◆ **Extracted entries**:
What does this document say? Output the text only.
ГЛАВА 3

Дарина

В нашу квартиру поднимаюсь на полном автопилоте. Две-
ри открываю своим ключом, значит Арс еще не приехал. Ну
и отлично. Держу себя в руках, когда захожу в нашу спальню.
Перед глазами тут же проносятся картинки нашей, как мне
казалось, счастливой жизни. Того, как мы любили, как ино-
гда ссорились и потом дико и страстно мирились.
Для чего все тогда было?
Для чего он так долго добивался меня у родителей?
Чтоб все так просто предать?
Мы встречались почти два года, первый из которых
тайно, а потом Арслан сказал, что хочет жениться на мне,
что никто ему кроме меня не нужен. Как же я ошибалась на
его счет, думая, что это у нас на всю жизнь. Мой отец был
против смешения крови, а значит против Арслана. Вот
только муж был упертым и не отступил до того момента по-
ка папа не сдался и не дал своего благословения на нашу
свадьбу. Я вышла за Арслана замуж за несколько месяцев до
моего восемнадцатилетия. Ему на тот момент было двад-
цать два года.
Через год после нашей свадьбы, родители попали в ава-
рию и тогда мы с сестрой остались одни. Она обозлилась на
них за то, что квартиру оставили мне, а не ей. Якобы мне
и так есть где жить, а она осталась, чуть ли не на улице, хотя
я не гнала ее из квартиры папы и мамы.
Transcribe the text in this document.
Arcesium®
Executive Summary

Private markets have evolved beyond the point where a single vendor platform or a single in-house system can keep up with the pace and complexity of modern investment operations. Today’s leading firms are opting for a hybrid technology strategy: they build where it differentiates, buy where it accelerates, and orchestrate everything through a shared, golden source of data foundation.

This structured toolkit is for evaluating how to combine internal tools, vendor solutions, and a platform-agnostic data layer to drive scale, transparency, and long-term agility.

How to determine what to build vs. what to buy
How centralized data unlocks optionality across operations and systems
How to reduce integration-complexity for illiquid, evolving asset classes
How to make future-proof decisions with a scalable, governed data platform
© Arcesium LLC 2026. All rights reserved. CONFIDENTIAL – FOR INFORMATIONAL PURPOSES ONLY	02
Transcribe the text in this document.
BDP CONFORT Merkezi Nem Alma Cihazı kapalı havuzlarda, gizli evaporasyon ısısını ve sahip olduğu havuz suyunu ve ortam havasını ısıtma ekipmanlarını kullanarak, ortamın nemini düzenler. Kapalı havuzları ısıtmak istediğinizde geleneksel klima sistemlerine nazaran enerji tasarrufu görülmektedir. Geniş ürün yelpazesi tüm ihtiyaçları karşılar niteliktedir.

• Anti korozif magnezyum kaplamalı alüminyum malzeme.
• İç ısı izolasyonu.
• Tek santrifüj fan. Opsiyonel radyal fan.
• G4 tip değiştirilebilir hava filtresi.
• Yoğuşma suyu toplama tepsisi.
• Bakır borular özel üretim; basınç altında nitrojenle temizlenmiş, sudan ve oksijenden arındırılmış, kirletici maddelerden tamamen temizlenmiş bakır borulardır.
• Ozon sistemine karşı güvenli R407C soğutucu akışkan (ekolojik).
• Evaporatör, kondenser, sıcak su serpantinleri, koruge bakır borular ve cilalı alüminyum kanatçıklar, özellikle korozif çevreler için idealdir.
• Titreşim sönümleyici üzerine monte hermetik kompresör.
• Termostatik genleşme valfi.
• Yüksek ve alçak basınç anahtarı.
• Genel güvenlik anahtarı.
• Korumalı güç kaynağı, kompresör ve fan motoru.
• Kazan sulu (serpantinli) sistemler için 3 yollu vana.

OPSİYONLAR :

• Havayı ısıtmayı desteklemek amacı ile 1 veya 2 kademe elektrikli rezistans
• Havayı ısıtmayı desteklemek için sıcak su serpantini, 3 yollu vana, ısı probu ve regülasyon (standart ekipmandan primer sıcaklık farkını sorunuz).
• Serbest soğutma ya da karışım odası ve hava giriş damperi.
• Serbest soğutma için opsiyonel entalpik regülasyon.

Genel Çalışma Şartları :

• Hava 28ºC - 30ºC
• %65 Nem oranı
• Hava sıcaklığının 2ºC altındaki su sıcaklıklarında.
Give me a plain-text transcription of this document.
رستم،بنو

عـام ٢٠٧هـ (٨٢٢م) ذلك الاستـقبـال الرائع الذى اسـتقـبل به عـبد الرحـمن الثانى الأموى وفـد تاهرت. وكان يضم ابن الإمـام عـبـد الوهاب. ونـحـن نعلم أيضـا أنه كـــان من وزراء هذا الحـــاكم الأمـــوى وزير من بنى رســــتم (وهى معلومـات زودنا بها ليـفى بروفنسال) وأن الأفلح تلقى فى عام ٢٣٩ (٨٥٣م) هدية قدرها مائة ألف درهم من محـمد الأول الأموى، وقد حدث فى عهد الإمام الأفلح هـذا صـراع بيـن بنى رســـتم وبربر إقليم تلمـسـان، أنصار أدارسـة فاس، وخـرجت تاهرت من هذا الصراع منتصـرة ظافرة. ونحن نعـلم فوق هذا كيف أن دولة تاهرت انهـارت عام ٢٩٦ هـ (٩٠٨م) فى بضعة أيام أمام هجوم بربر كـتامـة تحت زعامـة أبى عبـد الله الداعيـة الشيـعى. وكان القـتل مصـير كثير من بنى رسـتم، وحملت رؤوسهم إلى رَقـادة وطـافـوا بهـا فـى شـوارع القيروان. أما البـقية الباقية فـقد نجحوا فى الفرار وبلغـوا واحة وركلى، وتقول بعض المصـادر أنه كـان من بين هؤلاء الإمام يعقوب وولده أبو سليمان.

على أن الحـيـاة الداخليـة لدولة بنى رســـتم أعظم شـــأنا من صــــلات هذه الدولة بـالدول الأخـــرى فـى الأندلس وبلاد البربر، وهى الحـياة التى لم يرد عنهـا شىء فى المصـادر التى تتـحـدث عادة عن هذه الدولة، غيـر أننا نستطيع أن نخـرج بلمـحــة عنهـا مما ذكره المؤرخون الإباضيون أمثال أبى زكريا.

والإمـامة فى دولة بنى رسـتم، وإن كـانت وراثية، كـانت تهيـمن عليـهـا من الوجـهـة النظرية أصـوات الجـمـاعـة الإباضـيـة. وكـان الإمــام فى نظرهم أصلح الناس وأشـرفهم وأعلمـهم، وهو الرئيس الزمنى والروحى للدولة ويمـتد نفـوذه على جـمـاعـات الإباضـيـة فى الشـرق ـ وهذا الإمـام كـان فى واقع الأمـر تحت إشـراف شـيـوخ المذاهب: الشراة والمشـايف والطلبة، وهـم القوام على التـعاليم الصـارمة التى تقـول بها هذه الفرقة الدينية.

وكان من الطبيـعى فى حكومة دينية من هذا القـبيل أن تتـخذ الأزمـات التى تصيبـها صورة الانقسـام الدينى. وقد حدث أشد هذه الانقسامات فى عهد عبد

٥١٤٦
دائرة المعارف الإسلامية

◆ **What you need to do**: Pull out each line of the records holding the string "için".

◆ **Result of this task**:
• Evaporatör, kondenser, sıcak su serpantinleri, koruge bakır borular ve cilalı alüminyum kanatçıklar, özellikle korozif çevreler için idealdir.
• Kazan sulu (serpantinli) sistemler için 3 yollu vana.
• Havayı ısıtmayı desteklemek için sıcak su serpantini, 3 yollu vana, ısı probu ve regülasyon (standart ekipmandan primer sıcaklık farkını sorunuz).
• Serbest soğutma için opsiyonel entalpik regülasyon.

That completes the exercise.